Stored records
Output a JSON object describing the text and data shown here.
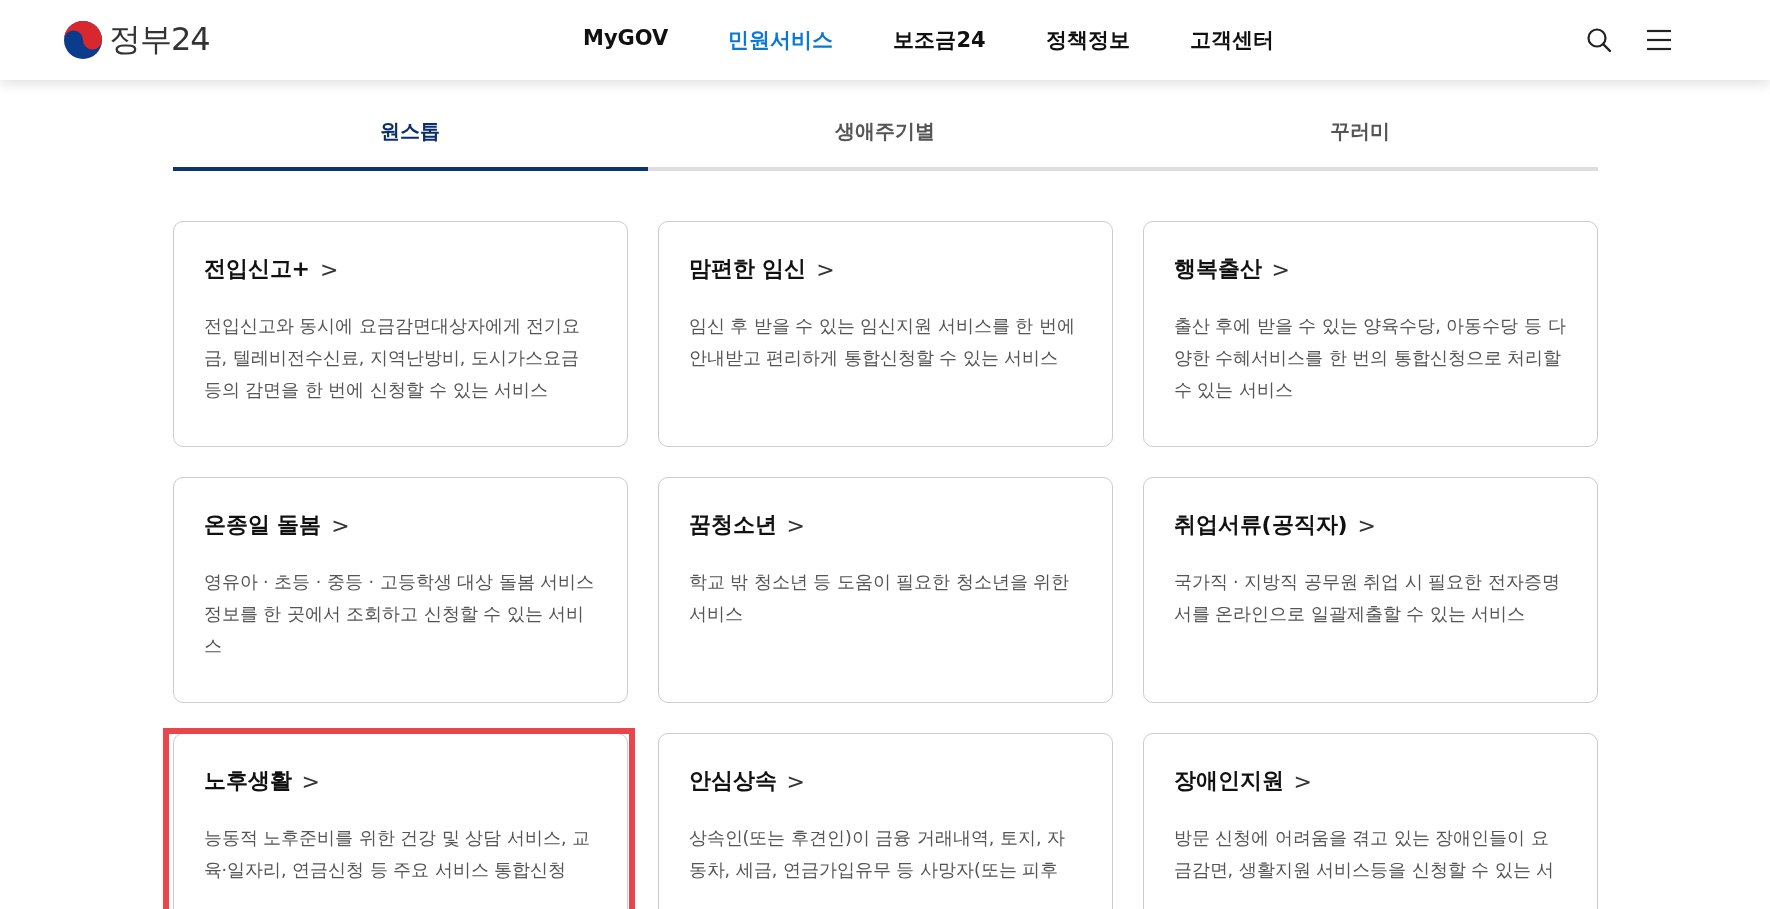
{
  "header": {
    "logo_text": "정부24",
    "nav": [
      {
        "label": "MyGOV",
        "selected": false
      },
      {
        "label": "민원서비스",
        "selected": true
      },
      {
        "label": "보조금24",
        "selected": false
      },
      {
        "label": "정책정보",
        "selected": false
      },
      {
        "label": "고객센터",
        "selected": false
      }
    ]
  },
  "tabs": [
    {
      "label": "원스톱",
      "selected": true
    },
    {
      "label": "생애주기별",
      "selected": false
    },
    {
      "label": "꾸러미",
      "selected": false
    }
  ],
  "cards": [
    {
      "title": "전입신고+",
      "chevron": ">",
      "description": "전입신고와 동시에 요금감면대상자에게 전기요금, 텔레비전수신료, 지역난방비, 도시가스요금 등의 감면을 한 번에 신청할 수 있는 서비스",
      "highlighted": false
    },
    {
      "title": "맘편한 임신",
      "chevron": ">",
      "description": "임신 후 받을 수 있는 임신지원 서비스를 한 번에 안내받고 편리하게 통합신청할 수 있는 서비스",
      "highlighted": false
    },
    {
      "title": "행복출산",
      "chevron": ">",
      "description": "출산 후에 받을 수 있는 양육수당, 아동수당 등 다양한 수혜서비스를 한 번의 통합신청으로 처리할 수 있는 서비스",
      "highlighted": false
    },
    {
      "title": "온종일 돌봄",
      "chevron": ">",
      "description": "영유아 · 초등 · 중등 · 고등학생 대상 돌봄 서비스 정보를 한 곳에서 조회하고 신청할 수 있는 서비스",
      "highlighted": false
    },
    {
      "title": "꿈청소년",
      "chevron": ">",
      "description": "학교 밖 청소년 등 도움이 필요한 청소년을 위한 서비스",
      "highlighted": false
    },
    {
      "title": "취업서류(공직자)",
      "chevron": ">",
      "description": "국가직 · 지방직 공무원 취업 시 필요한 전자증명서를 온라인으로 일괄제출할 수 있는 서비스",
      "highlighted": false
    },
    {
      "title": "노후생활",
      "chevron": ">",
      "description": "능동적 노후준비를 위한 건강 및 상담 서비스, 교육·일자리, 연금신청 등 주요 서비스 통합신청",
      "highlighted": true
    },
    {
      "title": "안심상속",
      "chevron": ">",
      "description": "상속인(또는 후견인)이 금융 거래내역, 토지, 자동차, 세금, 연금가입유무 등 사망자(또는 피후",
      "highlighted": false
    },
    {
      "title": "장애인지원",
      "chevron": ">",
      "description": "방문 신청에 어려움을 겪고 있는 장애인들이 요금감면, 생활지원 서비스등을 신청할 수 있는 서",
      "highlighted": false
    }
  ]
}
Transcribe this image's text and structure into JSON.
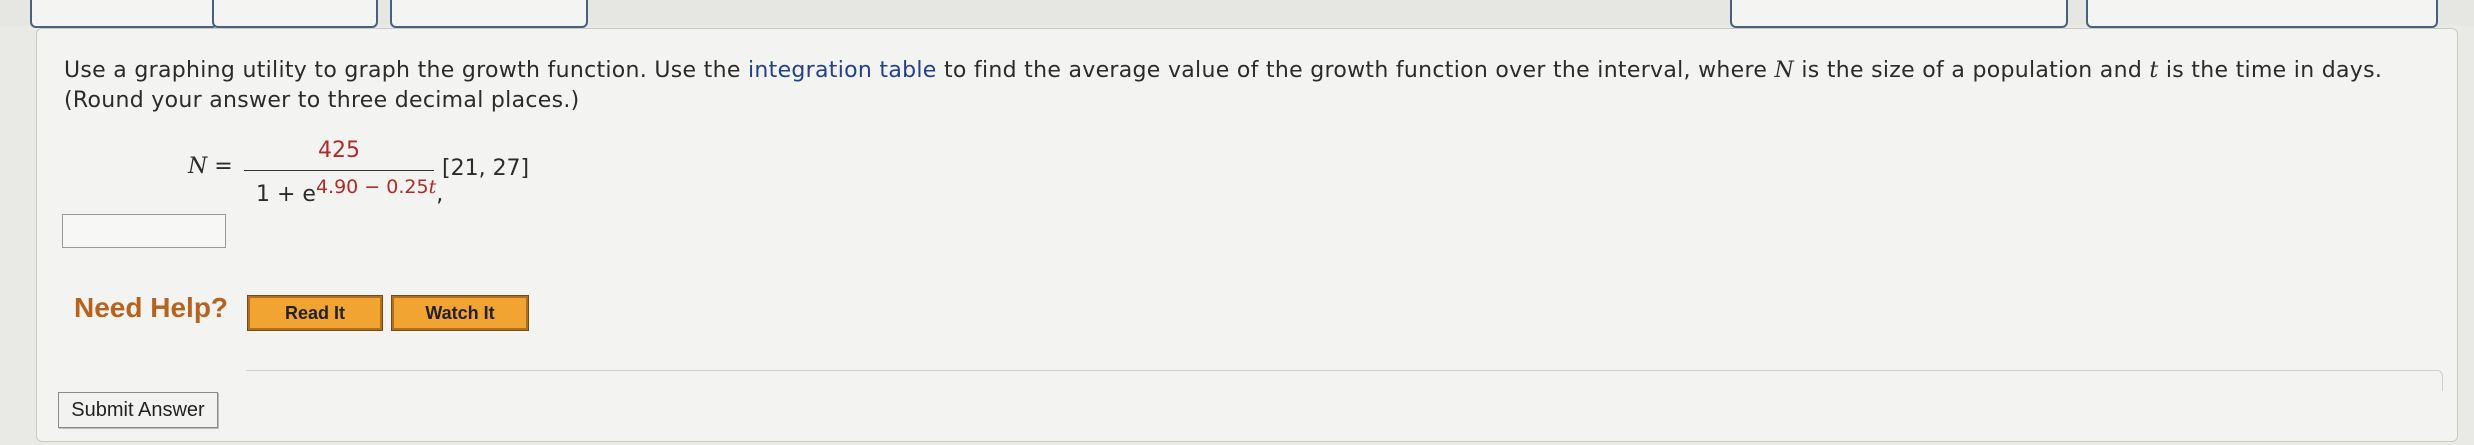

● **GIVEN EXERCISE**: For the data above, state only how many lines include the word "label".

● **WORKED ANSWER**: 8